BRIEF:
What lines of the data hold the string "szkody"? Pull each one out.

DATA SHOWN:
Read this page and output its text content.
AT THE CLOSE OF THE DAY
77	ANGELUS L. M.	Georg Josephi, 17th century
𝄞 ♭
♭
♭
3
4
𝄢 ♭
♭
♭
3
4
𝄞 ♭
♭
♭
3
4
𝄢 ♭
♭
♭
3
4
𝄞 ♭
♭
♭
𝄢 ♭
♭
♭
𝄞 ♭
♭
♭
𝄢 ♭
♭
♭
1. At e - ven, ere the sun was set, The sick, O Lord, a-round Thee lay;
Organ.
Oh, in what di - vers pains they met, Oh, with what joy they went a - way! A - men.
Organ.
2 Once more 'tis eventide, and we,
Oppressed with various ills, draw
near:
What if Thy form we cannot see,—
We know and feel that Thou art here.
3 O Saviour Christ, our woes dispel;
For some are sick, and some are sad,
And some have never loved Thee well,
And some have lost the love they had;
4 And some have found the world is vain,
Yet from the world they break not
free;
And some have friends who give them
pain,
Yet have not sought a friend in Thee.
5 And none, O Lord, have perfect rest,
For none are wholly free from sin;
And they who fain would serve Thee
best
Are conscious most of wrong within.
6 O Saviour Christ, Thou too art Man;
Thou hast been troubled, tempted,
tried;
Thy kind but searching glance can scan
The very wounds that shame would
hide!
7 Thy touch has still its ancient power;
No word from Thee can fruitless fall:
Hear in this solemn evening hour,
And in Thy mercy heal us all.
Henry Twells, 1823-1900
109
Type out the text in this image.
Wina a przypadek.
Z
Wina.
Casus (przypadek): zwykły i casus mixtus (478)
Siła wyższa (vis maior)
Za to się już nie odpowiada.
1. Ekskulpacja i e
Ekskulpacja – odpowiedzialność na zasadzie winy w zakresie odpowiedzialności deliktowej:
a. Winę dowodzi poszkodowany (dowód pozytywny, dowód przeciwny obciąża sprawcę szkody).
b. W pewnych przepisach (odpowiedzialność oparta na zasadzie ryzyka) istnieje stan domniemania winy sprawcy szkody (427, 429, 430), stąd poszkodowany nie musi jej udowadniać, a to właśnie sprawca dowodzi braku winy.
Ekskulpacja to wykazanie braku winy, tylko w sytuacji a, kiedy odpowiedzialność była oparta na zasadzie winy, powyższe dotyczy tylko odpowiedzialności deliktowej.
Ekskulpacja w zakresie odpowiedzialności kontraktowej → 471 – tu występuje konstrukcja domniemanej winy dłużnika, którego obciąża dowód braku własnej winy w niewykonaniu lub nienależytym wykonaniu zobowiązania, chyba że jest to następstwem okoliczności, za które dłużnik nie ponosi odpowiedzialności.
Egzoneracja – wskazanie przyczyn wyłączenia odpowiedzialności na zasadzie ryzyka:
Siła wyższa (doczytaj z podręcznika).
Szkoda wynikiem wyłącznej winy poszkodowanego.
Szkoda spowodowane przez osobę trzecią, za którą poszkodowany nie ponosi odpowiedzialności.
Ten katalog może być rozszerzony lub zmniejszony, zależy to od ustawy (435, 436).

RESULT:
a. Winę dowodzi poszkodowany (dowód pozytywny, dowód przeciwny obciąża sprawcę szkody).
b. W pewnych przepisach (odpowiedzialność oparta na zasadzie ryzyka) istnieje stan domniemania winy sprawcy szkody (427, 429, 430), stąd poszkodowany nie musi jej udowadniać, a to właśnie sprawca dowodzi braku winy.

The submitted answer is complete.